# START OF Records shown

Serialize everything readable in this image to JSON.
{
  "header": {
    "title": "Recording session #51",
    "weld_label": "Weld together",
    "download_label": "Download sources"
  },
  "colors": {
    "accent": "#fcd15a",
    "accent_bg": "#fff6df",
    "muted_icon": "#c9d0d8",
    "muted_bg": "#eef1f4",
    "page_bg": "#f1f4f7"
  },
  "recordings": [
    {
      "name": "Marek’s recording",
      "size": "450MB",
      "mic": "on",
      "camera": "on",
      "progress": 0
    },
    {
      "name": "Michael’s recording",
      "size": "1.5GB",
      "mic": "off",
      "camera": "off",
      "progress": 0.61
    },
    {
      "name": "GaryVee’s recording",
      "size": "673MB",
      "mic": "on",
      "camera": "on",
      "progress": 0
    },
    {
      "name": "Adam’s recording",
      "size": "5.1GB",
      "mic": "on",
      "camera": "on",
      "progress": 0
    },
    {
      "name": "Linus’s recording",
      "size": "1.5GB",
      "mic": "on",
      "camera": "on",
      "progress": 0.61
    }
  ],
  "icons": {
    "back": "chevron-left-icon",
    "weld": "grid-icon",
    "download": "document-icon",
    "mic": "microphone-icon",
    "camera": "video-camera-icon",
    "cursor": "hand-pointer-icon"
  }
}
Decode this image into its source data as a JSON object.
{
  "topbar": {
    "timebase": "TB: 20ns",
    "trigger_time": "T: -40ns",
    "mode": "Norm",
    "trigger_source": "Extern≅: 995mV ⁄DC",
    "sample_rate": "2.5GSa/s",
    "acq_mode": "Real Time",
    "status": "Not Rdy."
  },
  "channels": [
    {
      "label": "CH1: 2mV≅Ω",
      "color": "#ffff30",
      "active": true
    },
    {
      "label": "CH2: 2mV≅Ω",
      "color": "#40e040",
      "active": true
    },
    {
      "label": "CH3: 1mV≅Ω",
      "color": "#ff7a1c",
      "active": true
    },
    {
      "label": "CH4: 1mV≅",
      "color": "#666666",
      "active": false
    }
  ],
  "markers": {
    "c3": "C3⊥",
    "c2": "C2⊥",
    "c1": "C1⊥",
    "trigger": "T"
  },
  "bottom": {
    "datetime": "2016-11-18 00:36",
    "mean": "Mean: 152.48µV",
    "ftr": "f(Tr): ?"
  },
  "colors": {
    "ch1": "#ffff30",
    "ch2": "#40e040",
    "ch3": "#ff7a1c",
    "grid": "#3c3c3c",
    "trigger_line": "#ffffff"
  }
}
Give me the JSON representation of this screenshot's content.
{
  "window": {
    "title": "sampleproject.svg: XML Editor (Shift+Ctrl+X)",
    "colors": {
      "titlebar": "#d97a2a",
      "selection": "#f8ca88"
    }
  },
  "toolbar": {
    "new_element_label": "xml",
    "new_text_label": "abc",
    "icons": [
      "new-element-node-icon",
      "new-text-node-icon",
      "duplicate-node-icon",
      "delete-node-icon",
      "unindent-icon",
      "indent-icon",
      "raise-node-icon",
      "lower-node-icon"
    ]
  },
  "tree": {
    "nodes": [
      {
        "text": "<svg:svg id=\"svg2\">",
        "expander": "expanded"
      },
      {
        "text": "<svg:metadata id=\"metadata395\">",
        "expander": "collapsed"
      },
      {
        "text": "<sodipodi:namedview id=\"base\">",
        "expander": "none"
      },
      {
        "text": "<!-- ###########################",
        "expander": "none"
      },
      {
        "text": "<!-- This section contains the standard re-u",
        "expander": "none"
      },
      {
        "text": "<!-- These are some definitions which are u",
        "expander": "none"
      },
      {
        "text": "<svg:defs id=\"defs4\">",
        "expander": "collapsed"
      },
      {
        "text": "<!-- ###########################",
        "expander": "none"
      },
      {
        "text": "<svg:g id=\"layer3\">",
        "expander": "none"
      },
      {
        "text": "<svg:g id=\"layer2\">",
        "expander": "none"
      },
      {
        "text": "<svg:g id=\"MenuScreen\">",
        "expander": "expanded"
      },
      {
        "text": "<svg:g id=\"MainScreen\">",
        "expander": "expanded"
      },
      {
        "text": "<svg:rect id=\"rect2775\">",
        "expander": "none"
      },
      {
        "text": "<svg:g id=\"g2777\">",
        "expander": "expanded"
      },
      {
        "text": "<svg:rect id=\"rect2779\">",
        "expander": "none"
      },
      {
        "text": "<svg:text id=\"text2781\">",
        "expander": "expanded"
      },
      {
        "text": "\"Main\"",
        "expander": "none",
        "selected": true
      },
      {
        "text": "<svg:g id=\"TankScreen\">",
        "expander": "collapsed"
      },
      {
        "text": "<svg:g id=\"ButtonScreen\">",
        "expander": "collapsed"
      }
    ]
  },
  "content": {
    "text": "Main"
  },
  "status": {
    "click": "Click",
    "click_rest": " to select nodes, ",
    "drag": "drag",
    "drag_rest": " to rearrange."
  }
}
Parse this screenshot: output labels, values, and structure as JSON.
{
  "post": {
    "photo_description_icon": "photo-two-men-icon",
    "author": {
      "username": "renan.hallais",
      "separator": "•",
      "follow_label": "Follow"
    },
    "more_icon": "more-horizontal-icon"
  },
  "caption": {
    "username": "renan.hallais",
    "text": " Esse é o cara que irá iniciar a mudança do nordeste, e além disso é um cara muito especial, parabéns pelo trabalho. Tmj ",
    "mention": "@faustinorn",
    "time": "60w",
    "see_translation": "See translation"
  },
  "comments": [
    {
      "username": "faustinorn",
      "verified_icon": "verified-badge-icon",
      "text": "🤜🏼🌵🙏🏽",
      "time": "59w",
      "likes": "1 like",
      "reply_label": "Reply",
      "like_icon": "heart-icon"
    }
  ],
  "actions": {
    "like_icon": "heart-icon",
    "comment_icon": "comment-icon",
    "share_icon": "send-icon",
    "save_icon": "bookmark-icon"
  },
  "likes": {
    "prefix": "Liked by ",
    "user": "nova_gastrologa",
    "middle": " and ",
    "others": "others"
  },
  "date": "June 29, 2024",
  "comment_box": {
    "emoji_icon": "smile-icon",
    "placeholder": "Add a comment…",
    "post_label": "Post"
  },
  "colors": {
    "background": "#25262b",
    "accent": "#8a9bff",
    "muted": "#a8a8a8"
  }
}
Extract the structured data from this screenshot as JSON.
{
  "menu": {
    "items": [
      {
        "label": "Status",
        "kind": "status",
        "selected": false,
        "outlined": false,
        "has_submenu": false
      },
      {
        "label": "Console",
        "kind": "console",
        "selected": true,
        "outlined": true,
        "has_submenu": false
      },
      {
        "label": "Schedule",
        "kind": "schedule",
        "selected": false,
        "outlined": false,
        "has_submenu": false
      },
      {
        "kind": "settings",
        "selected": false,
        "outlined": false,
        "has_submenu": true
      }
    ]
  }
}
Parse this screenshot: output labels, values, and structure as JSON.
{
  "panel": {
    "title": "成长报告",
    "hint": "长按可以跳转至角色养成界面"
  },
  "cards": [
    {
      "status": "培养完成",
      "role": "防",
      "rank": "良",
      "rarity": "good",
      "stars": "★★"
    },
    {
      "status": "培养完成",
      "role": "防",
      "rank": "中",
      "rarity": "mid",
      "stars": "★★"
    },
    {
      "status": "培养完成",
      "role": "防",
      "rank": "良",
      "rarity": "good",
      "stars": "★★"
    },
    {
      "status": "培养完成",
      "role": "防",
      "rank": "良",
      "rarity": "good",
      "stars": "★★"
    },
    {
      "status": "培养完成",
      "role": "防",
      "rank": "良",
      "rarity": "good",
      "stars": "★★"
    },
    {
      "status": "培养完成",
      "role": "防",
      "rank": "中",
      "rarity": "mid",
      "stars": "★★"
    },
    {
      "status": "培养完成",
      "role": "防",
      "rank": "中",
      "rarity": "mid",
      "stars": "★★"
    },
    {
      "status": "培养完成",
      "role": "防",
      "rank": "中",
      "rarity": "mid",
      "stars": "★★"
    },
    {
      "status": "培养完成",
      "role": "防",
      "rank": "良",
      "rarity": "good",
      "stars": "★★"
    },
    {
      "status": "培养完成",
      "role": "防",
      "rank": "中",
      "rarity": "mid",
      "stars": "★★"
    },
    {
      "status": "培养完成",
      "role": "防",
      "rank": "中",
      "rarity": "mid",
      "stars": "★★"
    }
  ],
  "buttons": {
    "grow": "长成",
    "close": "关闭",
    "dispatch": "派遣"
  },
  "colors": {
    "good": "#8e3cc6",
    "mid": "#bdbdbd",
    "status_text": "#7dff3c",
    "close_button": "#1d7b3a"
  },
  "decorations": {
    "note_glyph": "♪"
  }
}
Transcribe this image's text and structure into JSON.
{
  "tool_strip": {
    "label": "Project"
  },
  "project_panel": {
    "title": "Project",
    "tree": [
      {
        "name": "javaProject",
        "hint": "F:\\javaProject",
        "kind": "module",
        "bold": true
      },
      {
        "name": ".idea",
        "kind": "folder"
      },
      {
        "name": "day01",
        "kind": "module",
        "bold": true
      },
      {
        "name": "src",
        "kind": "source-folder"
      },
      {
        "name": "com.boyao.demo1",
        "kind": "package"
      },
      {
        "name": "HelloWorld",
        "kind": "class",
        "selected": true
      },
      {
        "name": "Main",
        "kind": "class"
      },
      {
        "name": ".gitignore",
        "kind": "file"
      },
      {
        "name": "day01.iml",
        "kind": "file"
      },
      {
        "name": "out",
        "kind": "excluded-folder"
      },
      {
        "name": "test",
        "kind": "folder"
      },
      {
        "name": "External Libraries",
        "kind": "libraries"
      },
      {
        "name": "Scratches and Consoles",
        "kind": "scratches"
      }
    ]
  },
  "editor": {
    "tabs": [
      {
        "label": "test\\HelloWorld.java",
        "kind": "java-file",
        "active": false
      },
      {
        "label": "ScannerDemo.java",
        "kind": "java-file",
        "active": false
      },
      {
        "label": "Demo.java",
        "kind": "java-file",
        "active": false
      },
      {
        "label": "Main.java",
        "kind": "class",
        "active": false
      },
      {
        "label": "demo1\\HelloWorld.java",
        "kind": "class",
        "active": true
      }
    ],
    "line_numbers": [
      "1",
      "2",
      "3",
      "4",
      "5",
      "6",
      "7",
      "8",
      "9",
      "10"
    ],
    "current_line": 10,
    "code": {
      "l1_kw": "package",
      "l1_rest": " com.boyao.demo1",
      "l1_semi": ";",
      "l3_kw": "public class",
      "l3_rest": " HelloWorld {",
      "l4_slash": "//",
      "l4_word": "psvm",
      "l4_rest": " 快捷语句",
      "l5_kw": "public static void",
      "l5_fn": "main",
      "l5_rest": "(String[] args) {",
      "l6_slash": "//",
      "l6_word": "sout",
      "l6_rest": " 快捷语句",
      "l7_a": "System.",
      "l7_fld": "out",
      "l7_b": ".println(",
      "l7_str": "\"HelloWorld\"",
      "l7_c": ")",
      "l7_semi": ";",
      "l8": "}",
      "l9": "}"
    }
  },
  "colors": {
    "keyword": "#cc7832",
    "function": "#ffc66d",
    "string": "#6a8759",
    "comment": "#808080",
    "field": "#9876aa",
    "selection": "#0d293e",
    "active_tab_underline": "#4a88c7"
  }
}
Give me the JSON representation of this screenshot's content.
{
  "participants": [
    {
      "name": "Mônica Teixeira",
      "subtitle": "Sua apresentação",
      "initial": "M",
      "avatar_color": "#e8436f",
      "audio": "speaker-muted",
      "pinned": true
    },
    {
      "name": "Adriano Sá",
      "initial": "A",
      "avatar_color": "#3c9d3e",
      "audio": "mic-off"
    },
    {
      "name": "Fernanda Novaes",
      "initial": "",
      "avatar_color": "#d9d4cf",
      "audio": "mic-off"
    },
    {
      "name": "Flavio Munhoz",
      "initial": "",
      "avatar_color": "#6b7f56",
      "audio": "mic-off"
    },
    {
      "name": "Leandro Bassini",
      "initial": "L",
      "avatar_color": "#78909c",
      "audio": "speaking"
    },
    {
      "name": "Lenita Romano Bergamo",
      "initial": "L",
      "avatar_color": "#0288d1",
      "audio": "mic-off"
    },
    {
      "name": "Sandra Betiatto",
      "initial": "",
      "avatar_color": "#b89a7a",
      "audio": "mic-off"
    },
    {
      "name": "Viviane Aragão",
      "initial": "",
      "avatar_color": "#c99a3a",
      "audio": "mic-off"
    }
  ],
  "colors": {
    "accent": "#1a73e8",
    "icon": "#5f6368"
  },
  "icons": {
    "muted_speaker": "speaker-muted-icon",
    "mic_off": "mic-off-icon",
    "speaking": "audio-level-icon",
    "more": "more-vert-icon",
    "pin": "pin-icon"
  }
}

# END OF Records shown

| Exercise details |
Pull out each line of the listing that holds the string "speaking".

| Result of the task |
      "audio": "speaking"
    "speaking": "audio-level-icon",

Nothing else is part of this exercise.